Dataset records
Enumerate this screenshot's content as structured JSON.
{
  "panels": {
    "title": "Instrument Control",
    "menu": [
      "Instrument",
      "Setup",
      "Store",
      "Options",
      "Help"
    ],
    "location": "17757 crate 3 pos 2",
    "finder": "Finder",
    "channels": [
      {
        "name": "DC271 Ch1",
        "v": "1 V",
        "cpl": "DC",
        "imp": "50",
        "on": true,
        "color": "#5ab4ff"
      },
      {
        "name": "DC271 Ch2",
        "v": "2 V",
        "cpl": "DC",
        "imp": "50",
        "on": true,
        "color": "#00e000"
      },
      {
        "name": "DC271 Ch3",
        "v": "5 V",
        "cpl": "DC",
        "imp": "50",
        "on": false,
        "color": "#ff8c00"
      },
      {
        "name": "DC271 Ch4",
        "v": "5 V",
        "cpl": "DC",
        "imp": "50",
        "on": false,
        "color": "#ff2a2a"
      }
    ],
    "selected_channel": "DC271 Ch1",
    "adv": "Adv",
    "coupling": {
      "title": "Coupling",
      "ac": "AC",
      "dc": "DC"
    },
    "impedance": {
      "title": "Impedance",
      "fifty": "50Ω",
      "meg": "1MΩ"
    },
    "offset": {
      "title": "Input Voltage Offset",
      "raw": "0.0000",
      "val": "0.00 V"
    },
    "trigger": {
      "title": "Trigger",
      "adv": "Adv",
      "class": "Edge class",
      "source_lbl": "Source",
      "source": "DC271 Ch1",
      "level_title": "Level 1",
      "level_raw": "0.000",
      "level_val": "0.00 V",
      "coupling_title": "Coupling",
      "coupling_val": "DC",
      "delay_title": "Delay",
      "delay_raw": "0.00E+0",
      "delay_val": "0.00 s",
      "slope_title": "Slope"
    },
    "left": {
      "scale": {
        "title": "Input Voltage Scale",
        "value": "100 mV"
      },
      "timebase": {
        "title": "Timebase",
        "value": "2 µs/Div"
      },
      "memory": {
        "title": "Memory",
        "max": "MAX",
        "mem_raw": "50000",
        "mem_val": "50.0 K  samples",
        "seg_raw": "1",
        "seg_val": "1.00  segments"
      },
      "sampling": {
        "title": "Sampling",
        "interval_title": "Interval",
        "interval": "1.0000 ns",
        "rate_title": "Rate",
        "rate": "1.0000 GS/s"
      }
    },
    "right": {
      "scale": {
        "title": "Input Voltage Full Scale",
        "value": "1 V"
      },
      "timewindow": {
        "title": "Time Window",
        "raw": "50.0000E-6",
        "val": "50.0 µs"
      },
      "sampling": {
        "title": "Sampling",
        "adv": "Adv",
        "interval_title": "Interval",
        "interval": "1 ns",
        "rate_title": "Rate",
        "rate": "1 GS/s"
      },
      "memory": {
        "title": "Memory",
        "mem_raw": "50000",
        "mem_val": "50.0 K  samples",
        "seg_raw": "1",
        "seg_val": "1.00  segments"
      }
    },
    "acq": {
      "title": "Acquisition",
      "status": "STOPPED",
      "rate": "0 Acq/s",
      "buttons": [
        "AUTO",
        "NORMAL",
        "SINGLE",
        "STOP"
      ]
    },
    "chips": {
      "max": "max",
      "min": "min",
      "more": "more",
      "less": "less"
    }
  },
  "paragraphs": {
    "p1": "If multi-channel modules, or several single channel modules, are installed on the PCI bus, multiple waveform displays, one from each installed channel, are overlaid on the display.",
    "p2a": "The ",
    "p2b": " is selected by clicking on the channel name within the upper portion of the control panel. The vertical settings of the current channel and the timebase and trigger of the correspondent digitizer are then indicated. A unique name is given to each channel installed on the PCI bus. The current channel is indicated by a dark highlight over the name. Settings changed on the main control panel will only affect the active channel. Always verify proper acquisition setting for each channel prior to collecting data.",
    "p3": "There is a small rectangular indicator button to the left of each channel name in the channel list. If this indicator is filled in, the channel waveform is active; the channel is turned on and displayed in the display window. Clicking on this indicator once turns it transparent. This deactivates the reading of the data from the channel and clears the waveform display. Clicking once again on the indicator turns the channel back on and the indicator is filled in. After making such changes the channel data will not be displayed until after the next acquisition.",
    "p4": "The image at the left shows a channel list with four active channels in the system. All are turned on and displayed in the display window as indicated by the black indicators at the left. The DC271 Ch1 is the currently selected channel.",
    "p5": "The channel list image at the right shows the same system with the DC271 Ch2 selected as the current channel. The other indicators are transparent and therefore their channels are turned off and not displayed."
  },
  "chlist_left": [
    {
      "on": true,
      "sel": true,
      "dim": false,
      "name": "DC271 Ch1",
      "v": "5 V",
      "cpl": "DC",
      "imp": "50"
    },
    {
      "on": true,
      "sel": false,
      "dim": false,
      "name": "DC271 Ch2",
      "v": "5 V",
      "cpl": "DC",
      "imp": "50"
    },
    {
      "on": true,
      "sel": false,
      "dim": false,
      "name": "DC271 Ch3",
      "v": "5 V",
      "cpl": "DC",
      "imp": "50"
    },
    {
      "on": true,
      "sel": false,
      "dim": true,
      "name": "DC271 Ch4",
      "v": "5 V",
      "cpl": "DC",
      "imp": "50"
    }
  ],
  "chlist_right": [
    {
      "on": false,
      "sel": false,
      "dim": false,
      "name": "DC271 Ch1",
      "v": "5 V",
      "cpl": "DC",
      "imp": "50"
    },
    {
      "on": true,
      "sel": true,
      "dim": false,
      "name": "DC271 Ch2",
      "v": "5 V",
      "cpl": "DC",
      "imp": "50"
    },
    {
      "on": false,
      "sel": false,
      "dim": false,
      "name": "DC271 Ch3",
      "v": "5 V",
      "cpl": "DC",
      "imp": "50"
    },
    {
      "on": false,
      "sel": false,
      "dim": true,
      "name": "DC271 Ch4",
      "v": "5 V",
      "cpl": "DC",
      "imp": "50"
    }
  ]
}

## What to work on
Repeat every line of the records above exactly.

## Task response
Enumerate this screenshot's content as structured JSON.
{
  "panels": {
    "title": "Instrument Control",
    "menu": [
      "Instrument",
      "Setup",
      "Store",
      "Options",
      "Help"
    ],
    "location": "17757 crate 3 pos 2",
    "finder": "Finder",
    "channels": [
      {
        "name": "DC271 Ch1",
        "v": "1 V",
        "cpl": "DC",
        "imp": "50",
        "on": true,
        "color": "#5ab4ff"
      },
      {
        "name": "DC271 Ch2",
        "v": "2 V",
        "cpl": "DC",
        "imp": "50",
        "on": true,
        "color": "#00e000"
      },
      {
        "name": "DC271 Ch3",
        "v": "5 V",
        "cpl": "DC",
        "imp": "50",
        "on": false,
        "color": "#ff8c00"
      },
      {
        "name": "DC271 Ch4",
        "v": "5 V",
        "cpl": "DC",
        "imp": "50",
        "on": false,
        "color": "#ff2a2a"
      }
    ],
    "selected_channel": "DC271 Ch1",
    "adv": "Adv",
    "coupling": {
      "title": "Coupling",
      "ac": "AC",
      "dc": "DC"
    },
    "impedance": {
      "title": "Impedance",
      "fifty": "50Ω",
      "meg": "1MΩ"
    },
    "offset": {
      "title": "Input Voltage Offset",
      "raw": "0.0000",
      "val": "0.00 V"
    },
    "trigger": {
      "title": "Trigger",
      "adv": "Adv",
      "class": "Edge class",
      "source_lbl": "Source",
      "source": "DC271 Ch1",
      "level_title": "Level 1",
      "level_raw": "0.000",
      "level_val": "0.00 V",
      "coupling_title": "Coupling",
      "coupling_val": "DC",
      "delay_title": "Delay",
      "delay_raw": "0.00E+0",
      "delay_val": "0.00 s",
      "slope_title": "Slope"
    },
    "left": {
      "scale": {
        "title": "Input Voltage Scale",
        "value": "100 mV"
      },
      "timebase": {
        "title": "Timebase",
        "value": "2 µs/Div"
      },
      "memory": {
        "title": "Memory",
        "max": "MAX",
        "mem_raw": "50000",
        "mem_val": "50.0 K  samples",
        "seg_raw": "1",
        "seg_val": "1.00  segments"
      },
      "sampling": {
        "title": "Sampling",
        "interval_title": "Interval",
        "interval": "1.0000 ns",
        "rate_title": "Rate",
        "rate": "1.0000 GS/s"
      }
    },
    "right": {
      "scale": {
        "title": "Input Voltage Full Scale",
        "value": "1 V"
      },
      "timewindow": {
        "title": "Time Window",
        "raw": "50.0000E-6",
        "val": "50.0 µs"
      },
      "sampling": {
        "title": "Sampling",
        "adv": "Adv",
        "interval_title": "Interval",
        "interval": "1 ns",
        "rate_title": "Rate",
        "rate": "1 GS/s"
      },
      "memory": {
        "title": "Memory",
        "mem_raw": "50000",
        "mem_val": "50.0 K  samples",
        "seg_raw": "1",
        "seg_val": "1.00  segments"
      }
    },
    "acq": {
      "title": "Acquisition",
      "status": "STOPPED",
      "rate": "0 Acq/s",
      "buttons": [
        "AUTO",
        "NORMAL",
        "SINGLE",
        "STOP"
      ]
    },
    "chips": {
      "max": "max",
      "min": "min",
      "more": "more",
      "less": "less"
    }
  },
  "paragraphs": {
    "p1": "If multi-channel modules, or several single channel modules, are installed on the PCI bus, multiple waveform displays, one from each installed channel, are overlaid on the display.",
    "p2a": "The ",
    "p2b": " is selected by clicking on the channel name within the upper portion of the control panel. The vertical settings of the current channel and the timebase and trigger of the correspondent digitizer are then indicated. A unique name is given to each channel installed on the PCI bus. The current channel is indicated by a dark highlight over the name. Settings changed on the main control panel will only affect the active channel. Always verify proper acquisition setting for each channel prior to collecting data.",
    "p3": "There is a small rectangular indicator button to the left of each channel name in the channel list. If this indicator is filled in, the channel waveform is active; the channel is turned on and displayed in the display window. Clicking on this indicator once turns it transparent. This deactivates the reading of the data from the channel and clears the waveform display. Clicking once again on the indicator turns the channel back on and the indicator is filled in. After making such changes the channel data will not be displayed until after the next acquisition.",
    "p4": "The image at the left shows a channel list with four active channels in the system. All are turned on and displayed in the display window as indicated by the black indicators at the left. The DC271 Ch1 is the currently selected channel.",
    "p5": "The channel list image at the right shows the same system with the DC271 Ch2 selected as the current channel. The other indicators are transparent and therefore their channels are turned off and not displayed."
  },
  "chlist_left": [
    {
      "on": true,
      "sel": true,
      "dim": false,
      "name": "DC271 Ch1",
      "v": "5 V",
      "cpl": "DC",
      "imp": "50"
    },
    {
      "on": true,
      "sel": false,
      "dim": false,
      "name": "DC271 Ch2",
      "v": "5 V",
      "cpl": "DC",
      "imp": "50"
    },
    {
      "on": true,
      "sel": false,
      "dim": false,
      "name": "DC271 Ch3",
      "v": "5 V",
      "cpl": "DC",
      "imp": "50"
    },
    {
      "on": true,
      "sel": false,
      "dim": true,
      "name": "DC271 Ch4",
      "v": "5 V",
      "cpl": "DC",
      "imp": "50"
    }
  ],
  "chlist_right": [
    {
      "on": false,
      "sel": false,
      "dim": false,
      "name": "DC271 Ch1",
      "v": "5 V",
      "cpl": "DC",
      "imp": "50"
    },
    {
      "on": true,
      "sel": true,
      "dim": false,
      "name": "DC271 Ch2",
      "v": "5 V",
      "cpl": "DC",
      "imp": "50"
    },
    {
      "on": false,
      "sel": false,
      "dim": false,
      "name": "DC271 Ch3",
      "v": "5 V",
      "cpl": "DC",
      "imp": "50"
    },
    {
      "on": false,
      "sel": false,
      "dim": true,
      "name": "DC271 Ch4",
      "v": "5 V",
      "cpl": "DC",
      "imp": "50"
    }
  ]
}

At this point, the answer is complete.